## start

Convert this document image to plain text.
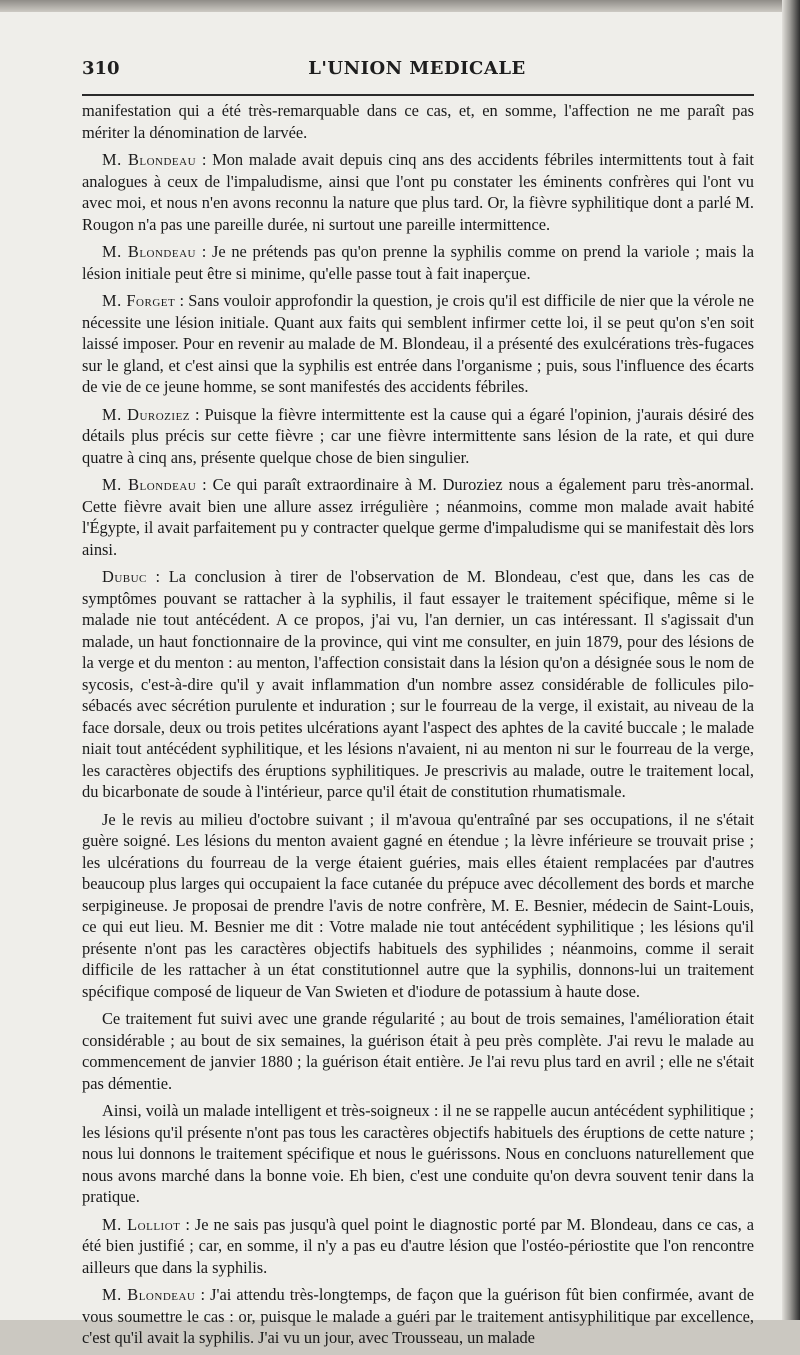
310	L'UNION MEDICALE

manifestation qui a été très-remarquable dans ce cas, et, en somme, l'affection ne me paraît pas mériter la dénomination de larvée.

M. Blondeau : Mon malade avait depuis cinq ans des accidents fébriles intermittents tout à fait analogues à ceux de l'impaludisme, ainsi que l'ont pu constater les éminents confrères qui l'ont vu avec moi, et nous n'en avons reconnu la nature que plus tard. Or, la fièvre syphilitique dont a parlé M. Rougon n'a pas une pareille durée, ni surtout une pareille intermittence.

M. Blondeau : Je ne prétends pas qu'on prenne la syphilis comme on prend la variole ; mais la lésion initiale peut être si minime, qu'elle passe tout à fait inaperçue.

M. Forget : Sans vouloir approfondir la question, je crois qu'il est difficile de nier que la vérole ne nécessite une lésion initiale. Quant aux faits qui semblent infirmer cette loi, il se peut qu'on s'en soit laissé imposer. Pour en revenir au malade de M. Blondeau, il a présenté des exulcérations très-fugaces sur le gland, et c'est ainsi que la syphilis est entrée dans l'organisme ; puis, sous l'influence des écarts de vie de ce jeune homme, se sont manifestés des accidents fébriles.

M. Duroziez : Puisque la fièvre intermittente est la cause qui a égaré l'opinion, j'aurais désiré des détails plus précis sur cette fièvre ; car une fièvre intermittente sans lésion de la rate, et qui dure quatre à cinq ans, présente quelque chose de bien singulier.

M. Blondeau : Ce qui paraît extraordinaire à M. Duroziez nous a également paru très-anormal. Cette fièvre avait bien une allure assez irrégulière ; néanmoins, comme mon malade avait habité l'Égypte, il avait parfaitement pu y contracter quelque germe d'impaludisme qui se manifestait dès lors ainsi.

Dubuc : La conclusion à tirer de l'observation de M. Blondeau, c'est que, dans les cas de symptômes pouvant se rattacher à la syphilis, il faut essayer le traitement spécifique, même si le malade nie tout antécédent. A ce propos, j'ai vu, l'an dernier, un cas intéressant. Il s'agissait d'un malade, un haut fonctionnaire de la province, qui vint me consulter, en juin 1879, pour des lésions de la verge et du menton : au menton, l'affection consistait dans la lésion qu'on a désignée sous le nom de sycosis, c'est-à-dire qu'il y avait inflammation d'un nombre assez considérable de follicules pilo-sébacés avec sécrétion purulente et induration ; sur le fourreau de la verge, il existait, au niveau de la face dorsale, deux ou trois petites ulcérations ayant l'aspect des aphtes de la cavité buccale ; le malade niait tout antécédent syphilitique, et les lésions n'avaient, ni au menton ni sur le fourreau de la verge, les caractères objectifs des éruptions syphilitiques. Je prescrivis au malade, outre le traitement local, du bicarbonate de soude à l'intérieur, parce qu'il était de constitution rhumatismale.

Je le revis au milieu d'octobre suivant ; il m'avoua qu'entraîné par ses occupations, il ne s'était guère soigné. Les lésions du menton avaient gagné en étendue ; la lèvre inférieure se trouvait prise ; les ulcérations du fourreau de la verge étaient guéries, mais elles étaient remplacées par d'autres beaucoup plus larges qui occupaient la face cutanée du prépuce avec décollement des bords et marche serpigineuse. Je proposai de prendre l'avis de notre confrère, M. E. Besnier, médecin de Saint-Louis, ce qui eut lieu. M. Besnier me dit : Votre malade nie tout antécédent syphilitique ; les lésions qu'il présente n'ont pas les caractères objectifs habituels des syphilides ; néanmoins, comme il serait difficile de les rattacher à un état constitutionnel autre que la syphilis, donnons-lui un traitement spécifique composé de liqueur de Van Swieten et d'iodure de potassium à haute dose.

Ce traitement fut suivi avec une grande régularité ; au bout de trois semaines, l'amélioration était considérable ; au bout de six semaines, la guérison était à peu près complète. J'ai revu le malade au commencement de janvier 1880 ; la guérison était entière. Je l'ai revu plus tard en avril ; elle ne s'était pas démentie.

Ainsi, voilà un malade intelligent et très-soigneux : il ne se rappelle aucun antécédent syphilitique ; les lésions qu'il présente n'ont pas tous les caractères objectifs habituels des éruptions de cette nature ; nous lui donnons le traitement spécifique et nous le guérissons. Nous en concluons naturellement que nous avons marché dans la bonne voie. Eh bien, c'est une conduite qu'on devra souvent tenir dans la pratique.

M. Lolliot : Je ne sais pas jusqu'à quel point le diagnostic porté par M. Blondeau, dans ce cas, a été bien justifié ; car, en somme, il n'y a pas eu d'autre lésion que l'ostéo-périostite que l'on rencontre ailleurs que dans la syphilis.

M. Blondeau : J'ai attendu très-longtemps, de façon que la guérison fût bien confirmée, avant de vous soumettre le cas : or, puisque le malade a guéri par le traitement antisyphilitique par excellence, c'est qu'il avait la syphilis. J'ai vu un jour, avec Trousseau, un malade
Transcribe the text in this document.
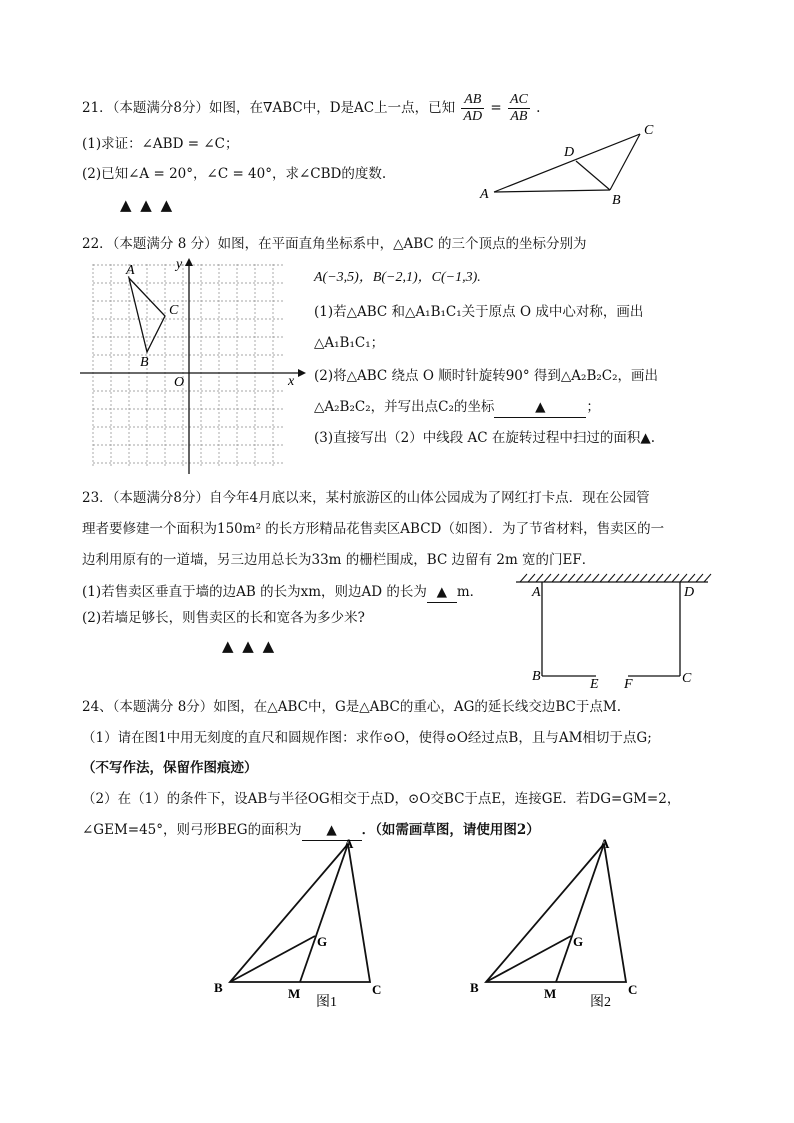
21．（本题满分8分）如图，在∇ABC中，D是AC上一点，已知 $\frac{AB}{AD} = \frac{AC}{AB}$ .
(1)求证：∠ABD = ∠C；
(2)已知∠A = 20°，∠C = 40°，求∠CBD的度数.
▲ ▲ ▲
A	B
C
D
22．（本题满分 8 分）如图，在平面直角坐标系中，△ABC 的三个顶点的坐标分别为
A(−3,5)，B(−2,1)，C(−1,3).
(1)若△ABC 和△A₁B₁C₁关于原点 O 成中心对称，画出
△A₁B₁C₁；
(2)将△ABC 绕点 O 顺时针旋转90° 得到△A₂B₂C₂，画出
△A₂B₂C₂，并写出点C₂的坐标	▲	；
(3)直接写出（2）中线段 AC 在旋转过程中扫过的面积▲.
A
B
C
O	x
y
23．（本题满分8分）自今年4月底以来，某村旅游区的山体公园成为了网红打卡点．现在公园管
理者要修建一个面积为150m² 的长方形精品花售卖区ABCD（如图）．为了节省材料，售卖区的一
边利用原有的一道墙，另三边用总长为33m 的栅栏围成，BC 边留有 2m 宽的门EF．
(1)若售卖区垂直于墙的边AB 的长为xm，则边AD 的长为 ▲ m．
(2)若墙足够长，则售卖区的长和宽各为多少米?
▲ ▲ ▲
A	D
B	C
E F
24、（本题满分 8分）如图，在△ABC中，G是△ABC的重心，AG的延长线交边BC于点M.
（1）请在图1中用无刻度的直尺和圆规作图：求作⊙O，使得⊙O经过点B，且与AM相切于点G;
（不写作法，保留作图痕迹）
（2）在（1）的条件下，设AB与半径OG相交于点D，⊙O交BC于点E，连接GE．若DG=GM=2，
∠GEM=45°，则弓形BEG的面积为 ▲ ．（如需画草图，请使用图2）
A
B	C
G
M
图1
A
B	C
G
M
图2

## end

# REQUEST:
Retype the data above exactly; pictures are not part of the copy.

# COMPLETED EXERCISE:
Convert this document image to plain text.
310	L'UNION MEDICALE

manifestation qui a été très-remarquable dans ce cas, et, en somme, l'affection ne me paraît pas mériter la dénomination de larvée.

M. Blondeau : Mon malade avait depuis cinq ans des accidents fébriles intermittents tout à fait analogues à ceux de l'impaludisme, ainsi que l'ont pu constater les éminents confrères qui l'ont vu avec moi, et nous n'en avons reconnu la nature que plus tard. Or, la fièvre syphilitique dont a parlé M. Rougon n'a pas une pareille durée, ni surtout une pareille intermittence.

M. Blondeau : Je ne prétends pas qu'on prenne la syphilis comme on prend la variole ; mais la lésion initiale peut être si minime, qu'elle passe tout à fait inaperçue.

M. Forget : Sans vouloir approfondir la question, je crois qu'il est difficile de nier que la vérole ne nécessite une lésion initiale. Quant aux faits qui semblent infirmer cette loi, il se peut qu'on s'en soit laissé imposer. Pour en revenir au malade de M. Blondeau, il a présenté des exulcérations très-fugaces sur le gland, et c'est ainsi que la syphilis est entrée dans l'organisme ; puis, sous l'influence des écarts de vie de ce jeune homme, se sont manifestés des accidents fébriles.

M. Duroziez : Puisque la fièvre intermittente est la cause qui a égaré l'opinion, j'aurais désiré des détails plus précis sur cette fièvre ; car une fièvre intermittente sans lésion de la rate, et qui dure quatre à cinq ans, présente quelque chose de bien singulier.

M. Blondeau : Ce qui paraît extraordinaire à M. Duroziez nous a également paru très-anormal. Cette fièvre avait bien une allure assez irrégulière ; néanmoins, comme mon malade avait habité l'Égypte, il avait parfaitement pu y contracter quelque germe d'impaludisme qui se manifestait dès lors ainsi.

Dubuc : La conclusion à tirer de l'observation de M. Blondeau, c'est que, dans les cas de symptômes pouvant se rattacher à la syphilis, il faut essayer le traitement spécifique, même si le malade nie tout antécédent. A ce propos, j'ai vu, l'an dernier, un cas intéressant. Il s'agissait d'un malade, un haut fonctionnaire de la province, qui vint me consulter, en juin 1879, pour des lésions de la verge et du menton : au menton, l'affection consistait dans la lésion qu'on a désignée sous le nom de sycosis, c'est-à-dire qu'il y avait inflammation d'un nombre assez considérable de follicules pilo-sébacés avec sécrétion purulente et induration ; sur le fourreau de la verge, il existait, au niveau de la face dorsale, deux ou trois petites ulcérations ayant l'aspect des aphtes de la cavité buccale ; le malade niait tout antécédent syphilitique, et les lésions n'avaient, ni au menton ni sur le fourreau de la verge, les caractères objectifs des éruptions syphilitiques. Je prescrivis au malade, outre le traitement local, du bicarbonate de soude à l'intérieur, parce qu'il était de constitution rhumatismale.

Je le revis au milieu d'octobre suivant ; il m'avoua qu'entraîné par ses occupations, il ne s'était guère soigné. Les lésions du menton avaient gagné en étendue ; la lèvre inférieure se trouvait prise ; les ulcérations du fourreau de la verge étaient guéries, mais elles étaient remplacées par d'autres beaucoup plus larges qui occupaient la face cutanée du prépuce avec décollement des bords et marche serpigineuse. Je proposai de prendre l'avis de notre confrère, M. E. Besnier, médecin de Saint-Louis, ce qui eut lieu. M. Besnier me dit : Votre malade nie tout antécédent syphilitique ; les lésions qu'il présente n'ont pas les caractères objectifs habituels des syphilides ; néanmoins, comme il serait difficile de les rattacher à un état constitutionnel autre que la syphilis, donnons-lui un traitement spécifique composé de liqueur de Van Swieten et d'iodure de potassium à haute dose.

Ce traitement fut suivi avec une grande régularité ; au bout de trois semaines, l'amélioration était considérable ; au bout de six semaines, la guérison était à peu près complète. J'ai revu le malade au commencement de janvier 1880 ; la guérison était entière. Je l'ai revu plus tard en avril ; elle ne s'était pas démentie.

Ainsi, voilà un malade intelligent et très-soigneux : il ne se rappelle aucun antécédent syphilitique ; les lésions qu'il présente n'ont pas tous les caractères objectifs habituels des éruptions de cette nature ; nous lui donnons le traitement spécifique et nous le guérissons. Nous en concluons naturellement que nous avons marché dans la bonne voie. Eh bien, c'est une conduite qu'on devra souvent tenir dans la pratique.

M. Lolliot : Je ne sais pas jusqu'à quel point le diagnostic porté par M. Blondeau, dans ce cas, a été bien justifié ; car, en somme, il n'y a pas eu d'autre lésion que l'ostéo-périostite que l'on rencontre ailleurs que dans la syphilis.

M. Blondeau : J'ai attendu très-longtemps, de façon que la guérison fût bien confirmée, avant de vous soumettre le cas : or, puisque le malade a guéri par le traitement antisyphilitique par excellence, c'est qu'il avait la syphilis. J'ai vu un jour, avec Trousseau, un malade
Transcribe the text in this document.
21．（本题满分8分）如图，在∇ABC中，D是AC上一点，已知 $\frac{AB}{AD} = \frac{AC}{AB}$ .
(1)求证：∠ABD = ∠C；
(2)已知∠A = 20°，∠C = 40°，求∠CBD的度数.
▲ ▲ ▲
A	B
C
D
22．（本题满分 8 分）如图，在平面直角坐标系中，△ABC 的三个顶点的坐标分别为
A(−3,5)，B(−2,1)，C(−1,3).
(1)若△ABC 和△A₁B₁C₁关于原点 O 成中心对称，画出
△A₁B₁C₁；
(2)将△ABC 绕点 O 顺时针旋转90° 得到△A₂B₂C₂，画出
△A₂B₂C₂，并写出点C₂的坐标	▲	；
(3)直接写出（2）中线段 AC 在旋转过程中扫过的面积▲.
A
B
C
O	x
y
23．（本题满分8分）自今年4月底以来，某村旅游区的山体公园成为了网红打卡点．现在公园管
理者要修建一个面积为150m² 的长方形精品花售卖区ABCD（如图）．为了节省材料，售卖区的一
边利用原有的一道墙，另三边用总长为33m 的栅栏围成，BC 边留有 2m 宽的门EF．
(1)若售卖区垂直于墙的边AB 的长为xm，则边AD 的长为 ▲ m．
(2)若墙足够长，则售卖区的长和宽各为多少米?
▲ ▲ ▲
A	D
B	C
E F
24、（本题满分 8分）如图，在△ABC中，G是△ABC的重心，AG的延长线交边BC于点M.
（1）请在图1中用无刻度的直尺和圆规作图：求作⊙O，使得⊙O经过点B，且与AM相切于点G;
（不写作法，保留作图痕迹）
（2）在（1）的条件下，设AB与半径OG相交于点D，⊙O交BC于点E，连接GE．若DG=GM=2，
∠GEM=45°，则弓形BEG的面积为 ▲ ．（如需画草图，请使用图2）
A
B	C
G
M
图1
A
B	C
G
M
图2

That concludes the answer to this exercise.